* start *

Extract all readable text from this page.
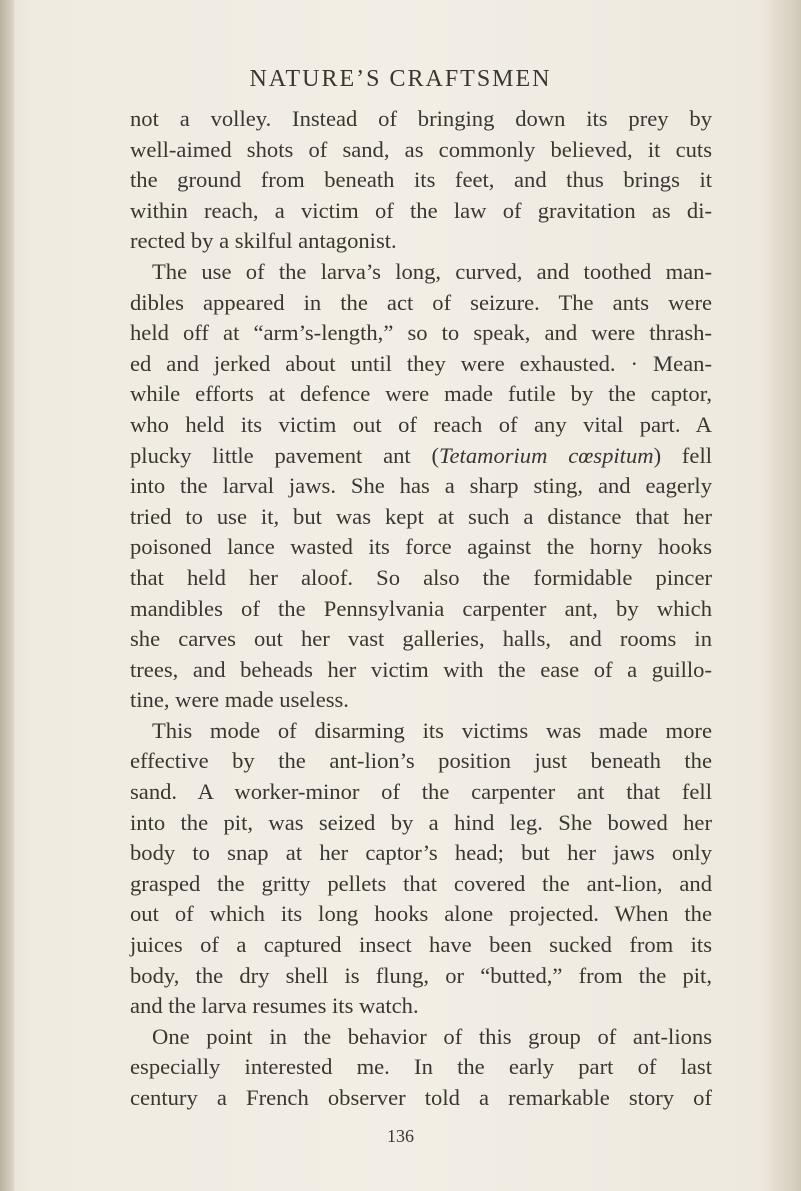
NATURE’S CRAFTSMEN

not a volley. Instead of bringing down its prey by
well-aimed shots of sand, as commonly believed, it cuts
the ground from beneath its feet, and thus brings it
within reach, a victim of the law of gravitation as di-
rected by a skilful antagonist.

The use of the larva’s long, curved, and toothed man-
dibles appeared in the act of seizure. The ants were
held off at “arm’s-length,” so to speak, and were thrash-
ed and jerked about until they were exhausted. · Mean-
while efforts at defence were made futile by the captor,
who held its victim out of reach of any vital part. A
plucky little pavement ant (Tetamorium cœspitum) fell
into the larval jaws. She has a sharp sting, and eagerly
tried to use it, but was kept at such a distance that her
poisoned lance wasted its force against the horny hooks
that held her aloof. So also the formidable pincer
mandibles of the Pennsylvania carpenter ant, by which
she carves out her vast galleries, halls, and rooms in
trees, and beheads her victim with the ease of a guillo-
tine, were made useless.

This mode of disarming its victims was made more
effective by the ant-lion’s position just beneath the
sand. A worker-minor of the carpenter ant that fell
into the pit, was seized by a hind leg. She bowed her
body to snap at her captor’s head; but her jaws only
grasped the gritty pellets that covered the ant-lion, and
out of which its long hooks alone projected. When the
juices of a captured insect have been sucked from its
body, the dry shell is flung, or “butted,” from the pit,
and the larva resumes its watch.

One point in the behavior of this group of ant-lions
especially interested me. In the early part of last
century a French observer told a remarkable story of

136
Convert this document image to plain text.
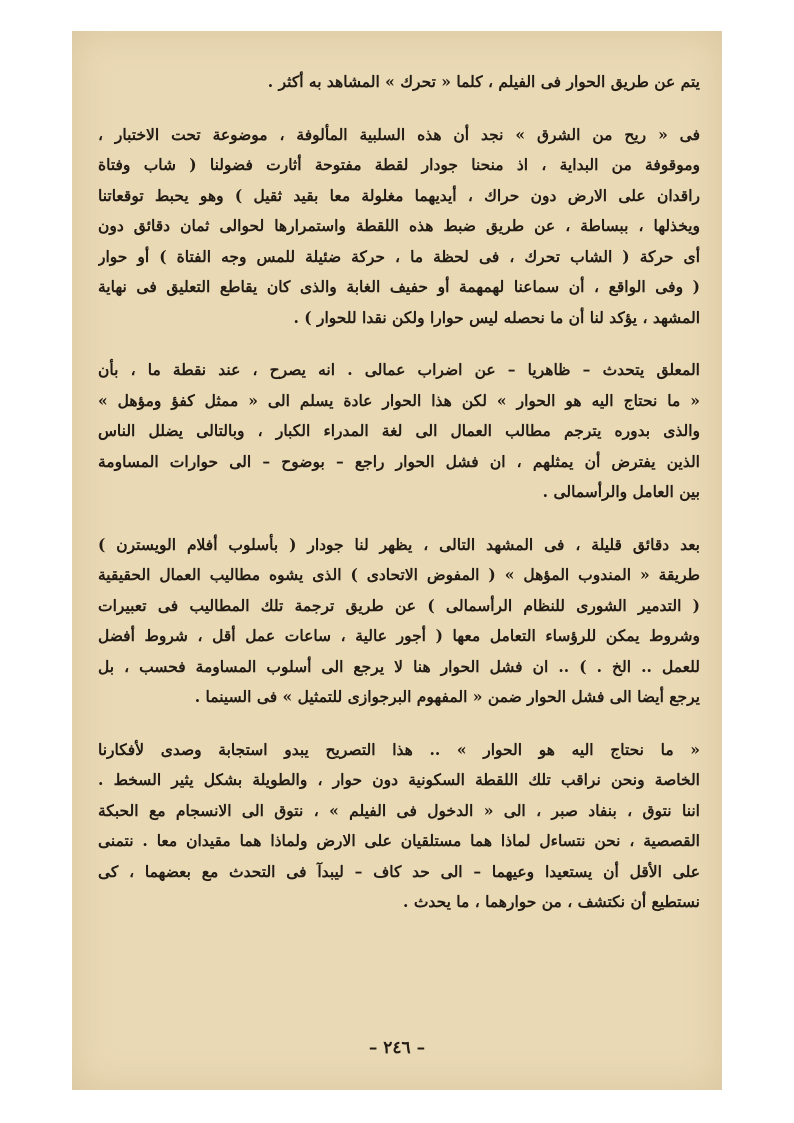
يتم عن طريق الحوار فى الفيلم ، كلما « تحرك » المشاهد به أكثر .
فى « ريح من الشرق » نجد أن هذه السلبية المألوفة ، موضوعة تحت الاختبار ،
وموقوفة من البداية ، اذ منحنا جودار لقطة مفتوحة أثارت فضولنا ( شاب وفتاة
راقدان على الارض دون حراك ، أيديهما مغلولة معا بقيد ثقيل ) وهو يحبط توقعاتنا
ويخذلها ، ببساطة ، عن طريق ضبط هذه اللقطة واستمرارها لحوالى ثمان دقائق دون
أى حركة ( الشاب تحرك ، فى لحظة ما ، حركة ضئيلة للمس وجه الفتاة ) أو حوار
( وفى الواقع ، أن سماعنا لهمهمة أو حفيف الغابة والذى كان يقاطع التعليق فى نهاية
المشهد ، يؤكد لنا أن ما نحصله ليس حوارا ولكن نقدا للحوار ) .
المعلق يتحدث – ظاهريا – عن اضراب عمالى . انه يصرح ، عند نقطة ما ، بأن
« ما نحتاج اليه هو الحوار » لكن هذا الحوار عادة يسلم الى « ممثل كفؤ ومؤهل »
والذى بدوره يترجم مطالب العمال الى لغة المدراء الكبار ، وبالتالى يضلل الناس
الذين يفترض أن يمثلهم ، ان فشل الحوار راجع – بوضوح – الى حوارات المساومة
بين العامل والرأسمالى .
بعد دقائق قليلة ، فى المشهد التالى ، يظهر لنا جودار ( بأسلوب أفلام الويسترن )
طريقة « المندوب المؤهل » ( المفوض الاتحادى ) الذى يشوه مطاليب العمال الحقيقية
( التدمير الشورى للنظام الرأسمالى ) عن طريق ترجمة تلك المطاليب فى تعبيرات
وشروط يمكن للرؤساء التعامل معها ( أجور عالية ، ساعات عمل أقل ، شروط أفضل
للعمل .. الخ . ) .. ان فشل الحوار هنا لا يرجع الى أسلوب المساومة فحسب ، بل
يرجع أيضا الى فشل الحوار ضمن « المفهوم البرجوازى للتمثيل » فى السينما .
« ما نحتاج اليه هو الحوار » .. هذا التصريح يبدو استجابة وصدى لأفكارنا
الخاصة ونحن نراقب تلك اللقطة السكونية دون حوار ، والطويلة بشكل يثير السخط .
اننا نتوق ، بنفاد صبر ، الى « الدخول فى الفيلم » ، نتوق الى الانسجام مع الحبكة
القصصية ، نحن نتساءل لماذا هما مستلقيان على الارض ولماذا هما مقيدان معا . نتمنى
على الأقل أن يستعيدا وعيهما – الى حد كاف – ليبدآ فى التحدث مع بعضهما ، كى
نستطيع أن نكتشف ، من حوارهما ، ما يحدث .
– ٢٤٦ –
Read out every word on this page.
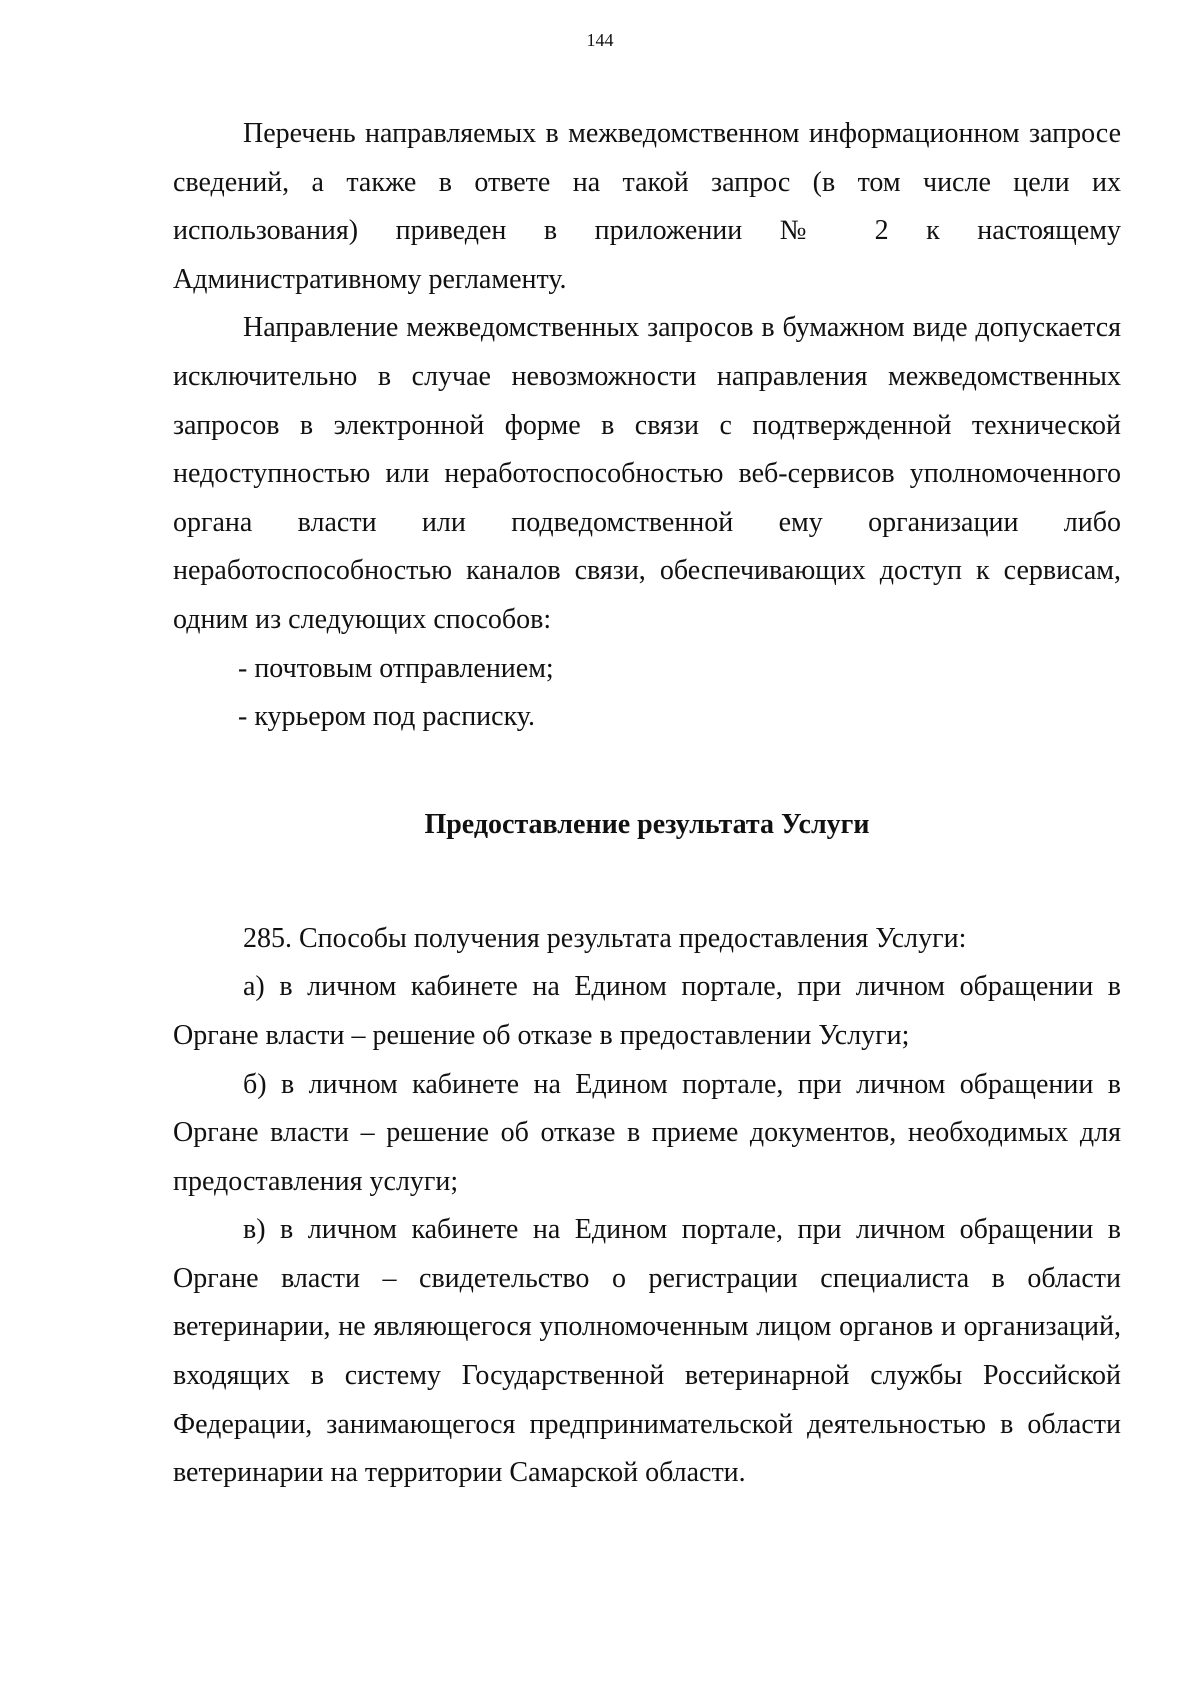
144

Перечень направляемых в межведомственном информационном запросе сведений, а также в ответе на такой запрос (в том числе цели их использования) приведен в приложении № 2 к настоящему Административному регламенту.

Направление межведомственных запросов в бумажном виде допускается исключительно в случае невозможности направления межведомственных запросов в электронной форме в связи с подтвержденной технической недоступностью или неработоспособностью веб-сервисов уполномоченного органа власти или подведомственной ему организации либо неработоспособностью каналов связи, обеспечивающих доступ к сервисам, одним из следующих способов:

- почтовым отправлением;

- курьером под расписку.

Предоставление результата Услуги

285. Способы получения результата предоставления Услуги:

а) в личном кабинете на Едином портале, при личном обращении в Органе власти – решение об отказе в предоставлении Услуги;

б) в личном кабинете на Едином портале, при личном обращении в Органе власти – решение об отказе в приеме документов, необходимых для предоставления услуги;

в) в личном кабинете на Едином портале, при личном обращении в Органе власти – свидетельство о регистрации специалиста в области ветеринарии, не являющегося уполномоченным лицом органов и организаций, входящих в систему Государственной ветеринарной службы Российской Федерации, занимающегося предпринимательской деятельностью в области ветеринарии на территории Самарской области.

* end *

#### What you will do:
Quote all the records verbatim, dropping any pictures from your copy.

#### Output below:
Extract all readable text from this page.
NATURE’S CRAFTSMEN

not a volley. Instead of bringing down its prey by
well-aimed shots of sand, as commonly believed, it cuts
the ground from beneath its feet, and thus brings it
within reach, a victim of the law of gravitation as di-
rected by a skilful antagonist.

The use of the larva’s long, curved, and toothed man-
dibles appeared in the act of seizure. The ants were
held off at “arm’s-length,” so to speak, and were thrash-
ed and jerked about until they were exhausted. · Mean-
while efforts at defence were made futile by the captor,
who held its victim out of reach of any vital part. A
plucky little pavement ant (Tetamorium cœspitum) fell
into the larval jaws. She has a sharp sting, and eagerly
tried to use it, but was kept at such a distance that her
poisoned lance wasted its force against the horny hooks
that held her aloof. So also the formidable pincer
mandibles of the Pennsylvania carpenter ant, by which
she carves out her vast galleries, halls, and rooms in
trees, and beheads her victim with the ease of a guillo-
tine, were made useless.

This mode of disarming its victims was made more
effective by the ant-lion’s position just beneath the
sand. A worker-minor of the carpenter ant that fell
into the pit, was seized by a hind leg. She bowed her
body to snap at her captor’s head; but her jaws only
grasped the gritty pellets that covered the ant-lion, and
out of which its long hooks alone projected. When the
juices of a captured insect have been sucked from its
body, the dry shell is flung, or “butted,” from the pit,
and the larva resumes its watch.

One point in the behavior of this group of ant-lions
especially interested me. In the early part of last
century a French observer told a remarkable story of

136
Convert this document image to plain text.
يتم عن طريق الحوار فى الفيلم ، كلما « تحرك » المشاهد به أكثر .
فى « ريح من الشرق » نجد أن هذه السلبية المألوفة ، موضوعة تحت الاختبار ،
وموقوفة من البداية ، اذ منحنا جودار لقطة مفتوحة أثارت فضولنا ( شاب وفتاة
راقدان على الارض دون حراك ، أيديهما مغلولة معا بقيد ثقيل ) وهو يحبط توقعاتنا
ويخذلها ، ببساطة ، عن طريق ضبط هذه اللقطة واستمرارها لحوالى ثمان دقائق دون
أى حركة ( الشاب تحرك ، فى لحظة ما ، حركة ضئيلة للمس وجه الفتاة ) أو حوار
( وفى الواقع ، أن سماعنا لهمهمة أو حفيف الغابة والذى كان يقاطع التعليق فى نهاية
المشهد ، يؤكد لنا أن ما نحصله ليس حوارا ولكن نقدا للحوار ) .
المعلق يتحدث – ظاهريا – عن اضراب عمالى . انه يصرح ، عند نقطة ما ، بأن
« ما نحتاج اليه هو الحوار » لكن هذا الحوار عادة يسلم الى « ممثل كفؤ ومؤهل »
والذى بدوره يترجم مطالب العمال الى لغة المدراء الكبار ، وبالتالى يضلل الناس
الذين يفترض أن يمثلهم ، ان فشل الحوار راجع – بوضوح – الى حوارات المساومة
بين العامل والرأسمالى .
بعد دقائق قليلة ، فى المشهد التالى ، يظهر لنا جودار ( بأسلوب أفلام الويسترن )
طريقة « المندوب المؤهل » ( المفوض الاتحادى ) الذى يشوه مطاليب العمال الحقيقية
( التدمير الشورى للنظام الرأسمالى ) عن طريق ترجمة تلك المطاليب فى تعبيرات
وشروط يمكن للرؤساء التعامل معها ( أجور عالية ، ساعات عمل أقل ، شروط أفضل
للعمل .. الخ . ) .. ان فشل الحوار هنا لا يرجع الى أسلوب المساومة فحسب ، بل
يرجع أيضا الى فشل الحوار ضمن « المفهوم البرجوازى للتمثيل » فى السينما .
« ما نحتاج اليه هو الحوار » .. هذا التصريح يبدو استجابة وصدى لأفكارنا
الخاصة ونحن نراقب تلك اللقطة السكونية دون حوار ، والطويلة بشكل يثير السخط .
اننا نتوق ، بنفاد صبر ، الى « الدخول فى الفيلم » ، نتوق الى الانسجام مع الحبكة
القصصية ، نحن نتساءل لماذا هما مستلقيان على الارض ولماذا هما مقيدان معا . نتمنى
على الأقل أن يستعيدا وعيهما – الى حد كاف – ليبدآ فى التحدث مع بعضهما ، كى
نستطيع أن نكتشف ، من حوارهما ، ما يحدث .
– ٢٤٦ –
Read out every word on this page.
144

Перечень направляемых в межведомственном информационном запросе сведений, а также в ответе на такой запрос (в том числе цели их использования) приведен в приложении № 2 к настоящему Административному регламенту.

Направление межведомственных запросов в бумажном виде допускается исключительно в случае невозможности направления межведомственных запросов в электронной форме в связи с подтвержденной технической недоступностью или неработоспособностью веб-сервисов уполномоченного органа власти или подведомственной ему организации либо неработоспособностью каналов связи, обеспечивающих доступ к сервисам, одним из следующих способов:

- почтовым отправлением;

- курьером под расписку.

Предоставление результата Услуги

285. Способы получения результата предоставления Услуги:

а) в личном кабинете на Едином портале, при личном обращении в Органе власти – решение об отказе в предоставлении Услуги;

б) в личном кабинете на Едином портале, при личном обращении в Органе власти – решение об отказе в приеме документов, необходимых для предоставления услуги;

в) в личном кабинете на Едином портале, при личном обращении в Органе власти – свидетельство о регистрации специалиста в области ветеринарии, не являющегося уполномоченным лицом органов и организаций, входящих в систему Государственной ветеринарной службы Российской Федерации, занимающегося предпринимательской деятельностью в области ветеринарии на территории Самарской области.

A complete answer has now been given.